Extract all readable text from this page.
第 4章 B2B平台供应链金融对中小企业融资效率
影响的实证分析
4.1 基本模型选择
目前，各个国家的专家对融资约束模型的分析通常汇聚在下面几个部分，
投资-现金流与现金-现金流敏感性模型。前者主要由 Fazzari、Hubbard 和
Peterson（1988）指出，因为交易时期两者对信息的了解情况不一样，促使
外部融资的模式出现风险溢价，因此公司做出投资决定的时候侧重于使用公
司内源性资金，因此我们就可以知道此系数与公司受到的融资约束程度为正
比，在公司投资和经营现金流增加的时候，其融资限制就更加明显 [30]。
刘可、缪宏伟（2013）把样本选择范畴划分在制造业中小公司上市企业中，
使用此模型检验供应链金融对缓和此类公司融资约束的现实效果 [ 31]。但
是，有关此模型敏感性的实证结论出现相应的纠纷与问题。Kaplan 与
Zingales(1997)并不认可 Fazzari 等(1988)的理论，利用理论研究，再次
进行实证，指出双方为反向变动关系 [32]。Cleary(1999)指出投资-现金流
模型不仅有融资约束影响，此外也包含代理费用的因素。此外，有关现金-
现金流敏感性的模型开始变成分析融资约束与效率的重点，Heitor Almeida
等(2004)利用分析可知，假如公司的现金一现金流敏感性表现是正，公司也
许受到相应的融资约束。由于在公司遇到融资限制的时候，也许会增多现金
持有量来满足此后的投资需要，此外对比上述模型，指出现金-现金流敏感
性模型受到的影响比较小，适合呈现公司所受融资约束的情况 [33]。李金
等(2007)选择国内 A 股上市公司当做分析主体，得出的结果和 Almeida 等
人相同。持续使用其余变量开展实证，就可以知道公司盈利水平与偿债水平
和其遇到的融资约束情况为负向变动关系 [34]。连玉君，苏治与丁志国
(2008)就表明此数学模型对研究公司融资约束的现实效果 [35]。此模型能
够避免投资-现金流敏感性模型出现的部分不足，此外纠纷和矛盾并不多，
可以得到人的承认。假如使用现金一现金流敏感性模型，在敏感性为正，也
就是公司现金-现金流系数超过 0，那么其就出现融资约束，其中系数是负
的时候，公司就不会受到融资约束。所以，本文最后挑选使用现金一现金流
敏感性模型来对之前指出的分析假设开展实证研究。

________________________________________

### EXERCISE REQUIREMENTS
Above are some records; extract every one of them exactly.

### RESULT FOR THIS TASK
Extract all readable text from this page.
第 4章 B2B平台供应链金融对中小企业融资效率
影响的实证分析
4.1 基本模型选择
目前，各个国家的专家对融资约束模型的分析通常汇聚在下面几个部分，
投资-现金流与现金-现金流敏感性模型。前者主要由 Fazzari、Hubbard 和
Peterson（1988）指出，因为交易时期两者对信息的了解情况不一样，促使
外部融资的模式出现风险溢价，因此公司做出投资决定的时候侧重于使用公
司内源性资金，因此我们就可以知道此系数与公司受到的融资约束程度为正
比，在公司投资和经营现金流增加的时候，其融资限制就更加明显 [30]。
刘可、缪宏伟（2013）把样本选择范畴划分在制造业中小公司上市企业中，
使用此模型检验供应链金融对缓和此类公司融资约束的现实效果 [ 31]。但
是，有关此模型敏感性的实证结论出现相应的纠纷与问题。Kaplan 与
Zingales(1997)并不认可 Fazzari 等(1988)的理论，利用理论研究，再次
进行实证，指出双方为反向变动关系 [32]。Cleary(1999)指出投资-现金流
模型不仅有融资约束影响，此外也包含代理费用的因素。此外，有关现金-
现金流敏感性的模型开始变成分析融资约束与效率的重点，Heitor Almeida
等(2004)利用分析可知，假如公司的现金一现金流敏感性表现是正，公司也
许受到相应的融资约束。由于在公司遇到融资限制的时候，也许会增多现金
持有量来满足此后的投资需要，此外对比上述模型，指出现金-现金流敏感
性模型受到的影响比较小，适合呈现公司所受融资约束的情况 [33]。李金
等(2007)选择国内 A 股上市公司当做分析主体，得出的结果和 Almeida 等
人相同。持续使用其余变量开展实证，就可以知道公司盈利水平与偿债水平
和其遇到的融资约束情况为负向变动关系 [34]。连玉君，苏治与丁志国
(2008)就表明此数学模型对研究公司融资约束的现实效果 [35]。此模型能
够避免投资-现金流敏感性模型出现的部分不足，此外纠纷和矛盾并不多，
可以得到人的承认。假如使用现金一现金流敏感性模型，在敏感性为正，也
就是公司现金-现金流系数超过 0，那么其就出现融资约束，其中系数是负
的时候，公司就不会受到融资约束。所以，本文最后挑选使用现金一现金流
敏感性模型来对之前指出的分析假设开展实证研究。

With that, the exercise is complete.